== Entries provided ==

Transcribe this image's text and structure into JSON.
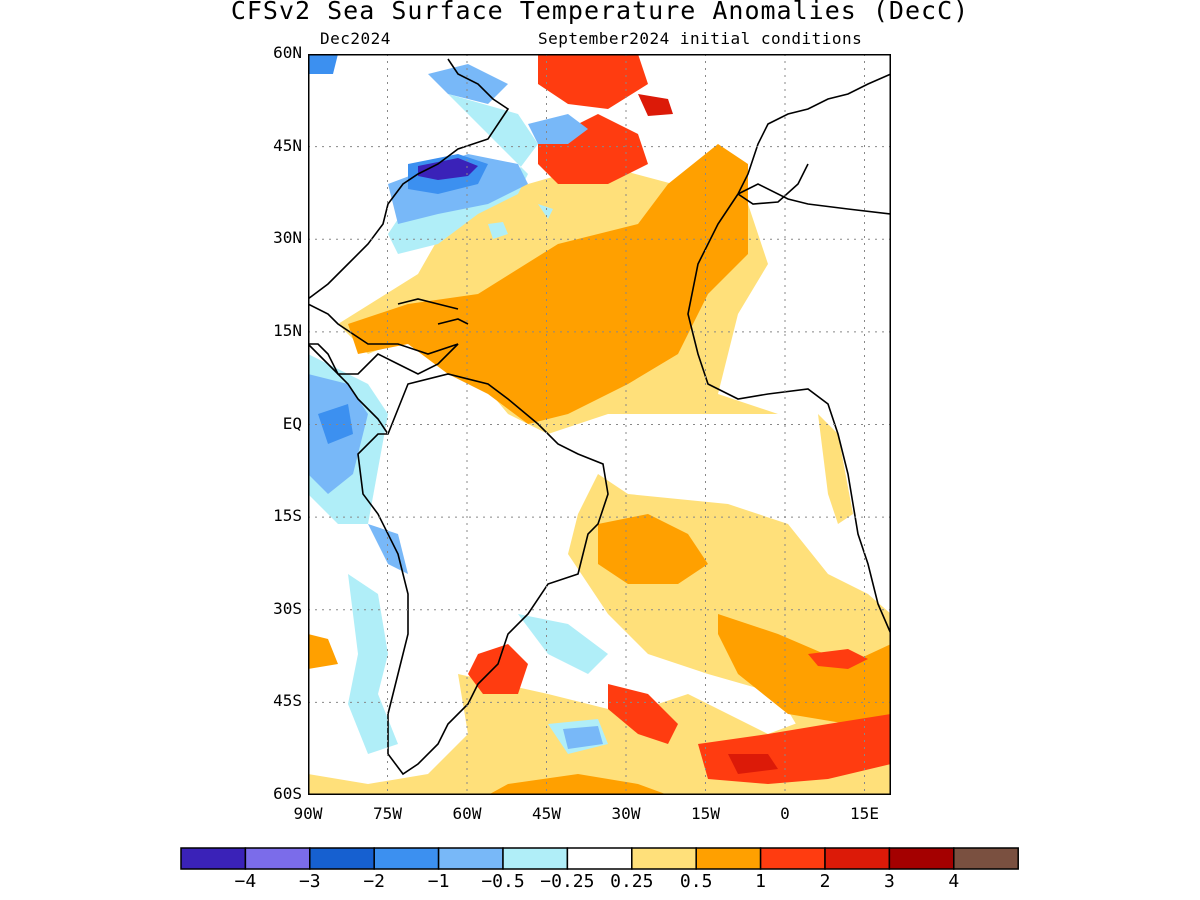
{
  "title": "CFSv2 Sea Surface Temperature Anomalies (DecC)",
  "subtitle_left": "Dec2024",
  "subtitle_right": "September2024 initial conditions",
  "map": {
    "lon_range": [
      -90,
      20
    ],
    "lat_range": [
      -60,
      60
    ],
    "lat_ticks": [
      {
        "lat": 60,
        "label": "60N"
      },
      {
        "lat": 45,
        "label": "45N"
      },
      {
        "lat": 30,
        "label": "30N"
      },
      {
        "lat": 15,
        "label": "15N"
      },
      {
        "lat": 0,
        "label": "EQ"
      },
      {
        "lat": -15,
        "label": "15S"
      },
      {
        "lat": -30,
        "label": "30S"
      },
      {
        "lat": -45,
        "label": "45S"
      },
      {
        "lat": -60,
        "label": "60S"
      }
    ],
    "lon_ticks": [
      {
        "lon": -90,
        "label": "90W"
      },
      {
        "lon": -75,
        "label": "75W"
      },
      {
        "lon": -60,
        "label": "60W"
      },
      {
        "lon": -45,
        "label": "45W"
      },
      {
        "lon": -30,
        "label": "30W"
      },
      {
        "lon": -15,
        "label": "15W"
      },
      {
        "lon": 0,
        "label": "0"
      },
      {
        "lon": 15,
        "label": "15E"
      }
    ],
    "grid": "dotted"
  },
  "legend": {
    "colors": [
      "#3a22b8",
      "#7b6cea",
      "#1660d0",
      "#3c90f0",
      "#78b8f8",
      "#b0eef8",
      "#ffffff",
      "#ffe07a",
      "#ffa000",
      "#ff3c10",
      "#dc1a08",
      "#a40000",
      "#7a5040"
    ],
    "labels": [
      "−4",
      "−3",
      "−2",
      "−1",
      "−0.5",
      "−0.25",
      "0.25",
      "0.5",
      "1",
      "2",
      "3",
      "4"
    ]
  }
}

===

▶ [Short exercise]
Write out every record above exactly as it stands, but leave out the pictures.

▶ [Full response]
Transcribe this image's text and structure into JSON.
{
  "title": "CFSv2 Sea Surface Temperature Anomalies (DecC)",
  "subtitle_left": "Dec2024",
  "subtitle_right": "September2024 initial conditions",
  "map": {
    "lon_range": [
      -90,
      20
    ],
    "lat_range": [
      -60,
      60
    ],
    "lat_ticks": [
      {
        "lat": 60,
        "label": "60N"
      },
      {
        "lat": 45,
        "label": "45N"
      },
      {
        "lat": 30,
        "label": "30N"
      },
      {
        "lat": 15,
        "label": "15N"
      },
      {
        "lat": 0,
        "label": "EQ"
      },
      {
        "lat": -15,
        "label": "15S"
      },
      {
        "lat": -30,
        "label": "30S"
      },
      {
        "lat": -45,
        "label": "45S"
      },
      {
        "lat": -60,
        "label": "60S"
      }
    ],
    "lon_ticks": [
      {
        "lon": -90,
        "label": "90W"
      },
      {
        "lon": -75,
        "label": "75W"
      },
      {
        "lon": -60,
        "label": "60W"
      },
      {
        "lon": -45,
        "label": "45W"
      },
      {
        "lon": -30,
        "label": "30W"
      },
      {
        "lon": -15,
        "label": "15W"
      },
      {
        "lon": 0,
        "label": "0"
      },
      {
        "lon": 15,
        "label": "15E"
      }
    ],
    "grid": "dotted"
  },
  "legend": {
    "colors": [
      "#3a22b8",
      "#7b6cea",
      "#1660d0",
      "#3c90f0",
      "#78b8f8",
      "#b0eef8",
      "#ffffff",
      "#ffe07a",
      "#ffa000",
      "#ff3c10",
      "#dc1a08",
      "#a40000",
      "#7a5040"
    ],
    "labels": [
      "−4",
      "−3",
      "−2",
      "−1",
      "−0.5",
      "−0.25",
      "0.25",
      "0.5",
      "1",
      "2",
      "3",
      "4"
    ]
  }
}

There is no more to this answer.